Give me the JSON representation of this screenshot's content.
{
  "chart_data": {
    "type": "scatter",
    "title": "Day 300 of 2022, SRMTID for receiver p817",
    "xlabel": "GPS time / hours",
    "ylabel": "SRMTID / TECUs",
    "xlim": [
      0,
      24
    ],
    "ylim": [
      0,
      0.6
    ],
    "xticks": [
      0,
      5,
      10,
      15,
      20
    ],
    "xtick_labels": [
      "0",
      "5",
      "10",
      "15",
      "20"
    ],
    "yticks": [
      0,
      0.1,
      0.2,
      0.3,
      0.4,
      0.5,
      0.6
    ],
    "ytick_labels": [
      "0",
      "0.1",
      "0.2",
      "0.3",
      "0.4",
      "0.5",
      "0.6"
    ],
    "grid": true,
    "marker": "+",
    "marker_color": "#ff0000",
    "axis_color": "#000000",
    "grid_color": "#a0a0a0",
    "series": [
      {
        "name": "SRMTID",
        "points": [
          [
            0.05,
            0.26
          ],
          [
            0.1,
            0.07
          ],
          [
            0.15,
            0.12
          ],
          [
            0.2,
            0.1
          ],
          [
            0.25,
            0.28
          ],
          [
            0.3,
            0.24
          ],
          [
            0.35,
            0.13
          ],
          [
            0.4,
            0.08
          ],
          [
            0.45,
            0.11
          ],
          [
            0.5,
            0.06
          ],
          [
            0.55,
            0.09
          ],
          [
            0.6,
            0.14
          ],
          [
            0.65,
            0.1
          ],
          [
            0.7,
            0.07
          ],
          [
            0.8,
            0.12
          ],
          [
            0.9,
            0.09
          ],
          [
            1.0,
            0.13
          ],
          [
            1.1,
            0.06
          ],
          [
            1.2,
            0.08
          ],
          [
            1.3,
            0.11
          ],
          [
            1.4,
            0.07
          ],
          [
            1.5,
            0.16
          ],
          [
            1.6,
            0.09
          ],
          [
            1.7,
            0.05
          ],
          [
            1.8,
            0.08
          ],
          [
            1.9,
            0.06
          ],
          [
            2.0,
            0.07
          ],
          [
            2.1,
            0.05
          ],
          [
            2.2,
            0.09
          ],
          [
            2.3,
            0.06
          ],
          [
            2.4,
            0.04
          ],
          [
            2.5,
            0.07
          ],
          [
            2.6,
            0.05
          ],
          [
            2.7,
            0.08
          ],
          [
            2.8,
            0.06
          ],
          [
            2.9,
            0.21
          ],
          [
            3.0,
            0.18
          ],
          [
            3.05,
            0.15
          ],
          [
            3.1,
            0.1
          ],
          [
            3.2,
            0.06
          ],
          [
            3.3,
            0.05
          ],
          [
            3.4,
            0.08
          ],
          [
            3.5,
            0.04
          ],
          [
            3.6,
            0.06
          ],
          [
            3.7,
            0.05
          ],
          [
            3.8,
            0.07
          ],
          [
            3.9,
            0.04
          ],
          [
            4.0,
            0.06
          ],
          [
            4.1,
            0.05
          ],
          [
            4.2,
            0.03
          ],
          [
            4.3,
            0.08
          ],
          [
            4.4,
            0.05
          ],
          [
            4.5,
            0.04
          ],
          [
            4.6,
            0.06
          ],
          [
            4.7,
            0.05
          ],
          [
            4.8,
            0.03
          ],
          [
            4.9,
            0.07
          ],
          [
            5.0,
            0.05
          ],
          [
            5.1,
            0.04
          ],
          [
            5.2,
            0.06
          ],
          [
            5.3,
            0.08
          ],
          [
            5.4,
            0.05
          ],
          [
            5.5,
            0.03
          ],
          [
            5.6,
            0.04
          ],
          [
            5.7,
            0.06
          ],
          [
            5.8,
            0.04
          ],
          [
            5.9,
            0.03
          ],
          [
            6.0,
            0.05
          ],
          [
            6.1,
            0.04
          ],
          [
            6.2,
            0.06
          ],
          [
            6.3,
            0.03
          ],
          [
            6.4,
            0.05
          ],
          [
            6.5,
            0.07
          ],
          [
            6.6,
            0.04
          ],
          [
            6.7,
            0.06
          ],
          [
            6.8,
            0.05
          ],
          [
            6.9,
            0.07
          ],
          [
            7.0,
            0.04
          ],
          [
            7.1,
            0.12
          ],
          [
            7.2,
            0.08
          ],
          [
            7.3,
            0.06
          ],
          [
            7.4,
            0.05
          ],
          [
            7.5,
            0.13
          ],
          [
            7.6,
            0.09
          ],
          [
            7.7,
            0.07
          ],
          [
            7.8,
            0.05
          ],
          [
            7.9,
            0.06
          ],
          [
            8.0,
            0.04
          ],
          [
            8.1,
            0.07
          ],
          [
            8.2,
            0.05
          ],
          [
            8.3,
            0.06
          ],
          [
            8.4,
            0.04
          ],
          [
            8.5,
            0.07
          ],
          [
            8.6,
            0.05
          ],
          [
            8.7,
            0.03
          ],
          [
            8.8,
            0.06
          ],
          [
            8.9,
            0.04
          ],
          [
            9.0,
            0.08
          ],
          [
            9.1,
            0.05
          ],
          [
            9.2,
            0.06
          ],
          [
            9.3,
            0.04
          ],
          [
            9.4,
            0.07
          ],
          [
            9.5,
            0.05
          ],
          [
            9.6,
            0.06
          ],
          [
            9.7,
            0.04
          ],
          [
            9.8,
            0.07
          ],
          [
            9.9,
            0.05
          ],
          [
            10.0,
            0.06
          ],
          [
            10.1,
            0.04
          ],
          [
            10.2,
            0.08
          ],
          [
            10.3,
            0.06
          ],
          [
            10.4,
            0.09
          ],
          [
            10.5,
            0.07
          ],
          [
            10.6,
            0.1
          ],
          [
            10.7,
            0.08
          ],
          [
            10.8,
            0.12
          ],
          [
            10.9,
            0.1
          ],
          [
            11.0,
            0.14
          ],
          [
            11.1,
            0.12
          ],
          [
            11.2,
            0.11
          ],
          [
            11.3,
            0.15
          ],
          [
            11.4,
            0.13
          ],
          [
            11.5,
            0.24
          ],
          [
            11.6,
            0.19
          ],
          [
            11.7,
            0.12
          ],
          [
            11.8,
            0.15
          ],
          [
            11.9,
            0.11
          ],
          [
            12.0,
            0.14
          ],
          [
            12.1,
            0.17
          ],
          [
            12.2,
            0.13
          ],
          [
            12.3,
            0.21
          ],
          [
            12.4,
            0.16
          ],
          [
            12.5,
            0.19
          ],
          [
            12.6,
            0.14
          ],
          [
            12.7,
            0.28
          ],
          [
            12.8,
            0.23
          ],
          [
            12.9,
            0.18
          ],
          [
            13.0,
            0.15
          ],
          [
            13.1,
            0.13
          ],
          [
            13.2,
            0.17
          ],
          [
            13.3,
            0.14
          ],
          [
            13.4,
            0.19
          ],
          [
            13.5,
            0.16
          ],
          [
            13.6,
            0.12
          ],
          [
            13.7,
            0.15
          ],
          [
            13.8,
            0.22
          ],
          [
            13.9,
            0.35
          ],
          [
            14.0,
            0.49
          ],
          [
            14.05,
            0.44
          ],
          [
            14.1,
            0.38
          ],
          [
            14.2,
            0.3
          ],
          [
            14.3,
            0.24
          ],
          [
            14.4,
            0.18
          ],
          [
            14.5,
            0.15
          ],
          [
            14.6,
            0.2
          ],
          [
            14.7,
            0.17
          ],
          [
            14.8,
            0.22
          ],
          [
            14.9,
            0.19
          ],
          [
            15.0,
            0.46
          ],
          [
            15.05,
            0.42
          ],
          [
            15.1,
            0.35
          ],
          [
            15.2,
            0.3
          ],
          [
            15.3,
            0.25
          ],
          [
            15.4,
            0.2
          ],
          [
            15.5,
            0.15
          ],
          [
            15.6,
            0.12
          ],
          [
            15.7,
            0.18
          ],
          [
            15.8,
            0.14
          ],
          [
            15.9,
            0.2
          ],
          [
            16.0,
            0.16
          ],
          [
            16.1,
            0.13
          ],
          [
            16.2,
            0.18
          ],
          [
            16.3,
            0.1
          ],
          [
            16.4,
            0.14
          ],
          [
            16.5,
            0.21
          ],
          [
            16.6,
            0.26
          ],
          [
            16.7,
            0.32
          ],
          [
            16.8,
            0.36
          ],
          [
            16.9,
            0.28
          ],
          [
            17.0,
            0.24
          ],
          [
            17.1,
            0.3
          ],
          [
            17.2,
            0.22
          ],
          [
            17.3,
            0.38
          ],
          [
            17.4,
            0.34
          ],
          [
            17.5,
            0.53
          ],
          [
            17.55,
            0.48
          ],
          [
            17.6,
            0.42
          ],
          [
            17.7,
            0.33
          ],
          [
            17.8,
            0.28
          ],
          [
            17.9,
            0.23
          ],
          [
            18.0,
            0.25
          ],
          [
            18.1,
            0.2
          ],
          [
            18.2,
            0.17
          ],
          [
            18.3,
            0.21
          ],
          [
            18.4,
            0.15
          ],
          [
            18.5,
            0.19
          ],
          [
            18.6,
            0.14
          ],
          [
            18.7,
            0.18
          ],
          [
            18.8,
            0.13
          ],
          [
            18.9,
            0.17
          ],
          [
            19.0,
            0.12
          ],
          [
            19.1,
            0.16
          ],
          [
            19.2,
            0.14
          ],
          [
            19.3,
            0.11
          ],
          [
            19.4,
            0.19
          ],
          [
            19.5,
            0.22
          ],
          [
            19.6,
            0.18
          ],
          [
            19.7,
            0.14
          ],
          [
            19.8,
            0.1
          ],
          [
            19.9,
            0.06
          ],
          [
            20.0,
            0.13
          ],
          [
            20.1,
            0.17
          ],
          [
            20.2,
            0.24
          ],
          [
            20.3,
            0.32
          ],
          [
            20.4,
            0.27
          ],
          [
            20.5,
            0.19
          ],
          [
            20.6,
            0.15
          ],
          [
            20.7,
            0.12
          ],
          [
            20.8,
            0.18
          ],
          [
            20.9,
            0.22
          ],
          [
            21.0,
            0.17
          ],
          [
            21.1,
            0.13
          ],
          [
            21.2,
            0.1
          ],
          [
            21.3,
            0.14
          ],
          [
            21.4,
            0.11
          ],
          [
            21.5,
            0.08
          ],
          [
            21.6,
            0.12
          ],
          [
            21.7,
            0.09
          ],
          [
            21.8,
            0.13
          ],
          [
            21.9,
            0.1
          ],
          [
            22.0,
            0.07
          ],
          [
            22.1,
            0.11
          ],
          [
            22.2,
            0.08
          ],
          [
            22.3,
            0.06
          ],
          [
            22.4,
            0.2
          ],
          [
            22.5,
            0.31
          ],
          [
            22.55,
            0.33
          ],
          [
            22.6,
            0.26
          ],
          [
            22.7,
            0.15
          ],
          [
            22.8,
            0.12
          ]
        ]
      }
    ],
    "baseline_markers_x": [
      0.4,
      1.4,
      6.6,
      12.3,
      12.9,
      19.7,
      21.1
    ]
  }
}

-------------------------

**GOAL:** Extract, from the material above, each line holding the word "SRMTID".

**SOLUTION BELOW:**
    "title": "Day 300 of 2022, SRMTID for receiver p817",
    "ylabel": "SRMTID / TECUs",
        "name": "SRMTID",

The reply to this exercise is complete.